> _Your objective_
Take the material and output all of it exactly.

#### Provided records

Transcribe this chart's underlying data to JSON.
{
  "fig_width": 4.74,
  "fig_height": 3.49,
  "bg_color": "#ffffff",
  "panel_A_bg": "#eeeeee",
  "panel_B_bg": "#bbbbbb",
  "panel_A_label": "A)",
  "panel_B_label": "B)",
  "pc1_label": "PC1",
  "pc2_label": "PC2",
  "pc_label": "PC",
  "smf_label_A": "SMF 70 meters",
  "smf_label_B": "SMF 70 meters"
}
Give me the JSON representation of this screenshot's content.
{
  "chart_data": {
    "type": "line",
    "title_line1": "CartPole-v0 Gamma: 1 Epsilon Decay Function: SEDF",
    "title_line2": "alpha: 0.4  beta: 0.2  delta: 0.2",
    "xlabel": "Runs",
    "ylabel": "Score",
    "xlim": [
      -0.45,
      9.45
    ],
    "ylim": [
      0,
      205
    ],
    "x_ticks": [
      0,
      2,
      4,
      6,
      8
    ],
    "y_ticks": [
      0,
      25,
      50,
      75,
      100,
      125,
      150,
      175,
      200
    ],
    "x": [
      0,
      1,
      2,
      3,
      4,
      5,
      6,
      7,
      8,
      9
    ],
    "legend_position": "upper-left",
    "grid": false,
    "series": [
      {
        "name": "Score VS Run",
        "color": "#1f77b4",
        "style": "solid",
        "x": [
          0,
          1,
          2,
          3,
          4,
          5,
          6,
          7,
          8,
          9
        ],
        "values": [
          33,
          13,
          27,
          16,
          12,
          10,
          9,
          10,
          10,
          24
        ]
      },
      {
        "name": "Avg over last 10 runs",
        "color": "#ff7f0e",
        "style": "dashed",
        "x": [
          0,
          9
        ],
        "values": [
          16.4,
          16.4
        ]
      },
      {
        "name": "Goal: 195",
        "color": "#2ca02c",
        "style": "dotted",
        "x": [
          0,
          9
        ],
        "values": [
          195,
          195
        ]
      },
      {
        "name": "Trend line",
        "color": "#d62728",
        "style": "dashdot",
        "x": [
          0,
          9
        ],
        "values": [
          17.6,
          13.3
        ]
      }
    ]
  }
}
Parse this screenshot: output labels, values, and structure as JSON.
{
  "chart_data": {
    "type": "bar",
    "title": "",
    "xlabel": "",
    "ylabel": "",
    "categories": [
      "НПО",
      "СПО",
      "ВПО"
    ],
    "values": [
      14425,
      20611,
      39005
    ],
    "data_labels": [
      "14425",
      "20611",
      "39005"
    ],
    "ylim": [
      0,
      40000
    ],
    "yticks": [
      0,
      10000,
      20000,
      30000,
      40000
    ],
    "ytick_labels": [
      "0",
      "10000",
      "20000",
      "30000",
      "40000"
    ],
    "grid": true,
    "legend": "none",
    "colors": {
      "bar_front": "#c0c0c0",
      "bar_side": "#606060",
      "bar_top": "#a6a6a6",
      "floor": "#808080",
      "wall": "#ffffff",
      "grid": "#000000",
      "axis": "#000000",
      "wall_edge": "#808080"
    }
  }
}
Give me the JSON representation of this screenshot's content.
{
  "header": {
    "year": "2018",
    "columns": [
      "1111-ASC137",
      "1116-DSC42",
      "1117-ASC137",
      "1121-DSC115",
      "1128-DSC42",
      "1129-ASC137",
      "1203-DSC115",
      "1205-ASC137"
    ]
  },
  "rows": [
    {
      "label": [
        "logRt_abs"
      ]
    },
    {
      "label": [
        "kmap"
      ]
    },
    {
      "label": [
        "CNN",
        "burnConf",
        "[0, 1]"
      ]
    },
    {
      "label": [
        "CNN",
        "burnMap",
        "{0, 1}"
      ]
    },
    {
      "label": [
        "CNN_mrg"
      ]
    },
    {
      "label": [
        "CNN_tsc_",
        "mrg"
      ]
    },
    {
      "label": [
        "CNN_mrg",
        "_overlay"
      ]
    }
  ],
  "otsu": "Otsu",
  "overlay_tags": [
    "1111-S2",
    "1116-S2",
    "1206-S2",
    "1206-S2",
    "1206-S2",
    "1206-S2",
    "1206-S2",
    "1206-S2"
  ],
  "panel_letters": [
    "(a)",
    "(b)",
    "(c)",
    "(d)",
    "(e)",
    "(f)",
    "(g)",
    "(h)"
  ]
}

########

> _Solved exercise_
Transcribe this chart's underlying data to JSON.
{
  "fig_width": 4.74,
  "fig_height": 3.49,
  "bg_color": "#ffffff",
  "panel_A_bg": "#eeeeee",
  "panel_B_bg": "#bbbbbb",
  "panel_A_label": "A)",
  "panel_B_label": "B)",
  "pc1_label": "PC1",
  "pc2_label": "PC2",
  "pc_label": "PC",
  "smf_label_A": "SMF 70 meters",
  "smf_label_B": "SMF 70 meters"
}
Give me the JSON representation of this screenshot's content.
{
  "chart_data": {
    "type": "line",
    "title_line1": "CartPole-v0 Gamma: 1 Epsilon Decay Function: SEDF",
    "title_line2": "alpha: 0.4  beta: 0.2  delta: 0.2",
    "xlabel": "Runs",
    "ylabel": "Score",
    "xlim": [
      -0.45,
      9.45
    ],
    "ylim": [
      0,
      205
    ],
    "x_ticks": [
      0,
      2,
      4,
      6,
      8
    ],
    "y_ticks": [
      0,
      25,
      50,
      75,
      100,
      125,
      150,
      175,
      200
    ],
    "x": [
      0,
      1,
      2,
      3,
      4,
      5,
      6,
      7,
      8,
      9
    ],
    "legend_position": "upper-left",
    "grid": false,
    "series": [
      {
        "name": "Score VS Run",
        "color": "#1f77b4",
        "style": "solid",
        "x": [
          0,
          1,
          2,
          3,
          4,
          5,
          6,
          7,
          8,
          9
        ],
        "values": [
          33,
          13,
          27,
          16,
          12,
          10,
          9,
          10,
          10,
          24
        ]
      },
      {
        "name": "Avg over last 10 runs",
        "color": "#ff7f0e",
        "style": "dashed",
        "x": [
          0,
          9
        ],
        "values": [
          16.4,
          16.4
        ]
      },
      {
        "name": "Goal: 195",
        "color": "#2ca02c",
        "style": "dotted",
        "x": [
          0,
          9
        ],
        "values": [
          195,
          195
        ]
      },
      {
        "name": "Trend line",
        "color": "#d62728",
        "style": "dashdot",
        "x": [
          0,
          9
        ],
        "values": [
          17.6,
          13.3
        ]
      }
    ]
  }
}
Parse this screenshot: output labels, values, and structure as JSON.
{
  "chart_data": {
    "type": "bar",
    "title": "",
    "xlabel": "",
    "ylabel": "",
    "categories": [
      "НПО",
      "СПО",
      "ВПО"
    ],
    "values": [
      14425,
      20611,
      39005
    ],
    "data_labels": [
      "14425",
      "20611",
      "39005"
    ],
    "ylim": [
      0,
      40000
    ],
    "yticks": [
      0,
      10000,
      20000,
      30000,
      40000
    ],
    "ytick_labels": [
      "0",
      "10000",
      "20000",
      "30000",
      "40000"
    ],
    "grid": true,
    "legend": "none",
    "colors": {
      "bar_front": "#c0c0c0",
      "bar_side": "#606060",
      "bar_top": "#a6a6a6",
      "floor": "#808080",
      "wall": "#ffffff",
      "grid": "#000000",
      "axis": "#000000",
      "wall_edge": "#808080"
    }
  }
}
Give me the JSON representation of this screenshot's content.
{
  "header": {
    "year": "2018",
    "columns": [
      "1111-ASC137",
      "1116-DSC42",
      "1117-ASC137",
      "1121-DSC115",
      "1128-DSC42",
      "1129-ASC137",
      "1203-DSC115",
      "1205-ASC137"
    ]
  },
  "rows": [
    {
      "label": [
        "logRt_abs"
      ]
    },
    {
      "label": [
        "kmap"
      ]
    },
    {
      "label": [
        "CNN",
        "burnConf",
        "[0, 1]"
      ]
    },
    {
      "label": [
        "CNN",
        "burnMap",
        "{0, 1}"
      ]
    },
    {
      "label": [
        "CNN_mrg"
      ]
    },
    {
      "label": [
        "CNN_tsc_",
        "mrg"
      ]
    },
    {
      "label": [
        "CNN_mrg",
        "_overlay"
      ]
    }
  ],
  "otsu": "Otsu",
  "overlay_tags": [
    "1111-S2",
    "1116-S2",
    "1206-S2",
    "1206-S2",
    "1206-S2",
    "1206-S2",
    "1206-S2",
    "1206-S2"
  ],
  "panel_letters": [
    "(a)",
    "(b)",
    "(c)",
    "(d)",
    "(e)",
    "(f)",
    "(g)",
    "(h)"
  ]
}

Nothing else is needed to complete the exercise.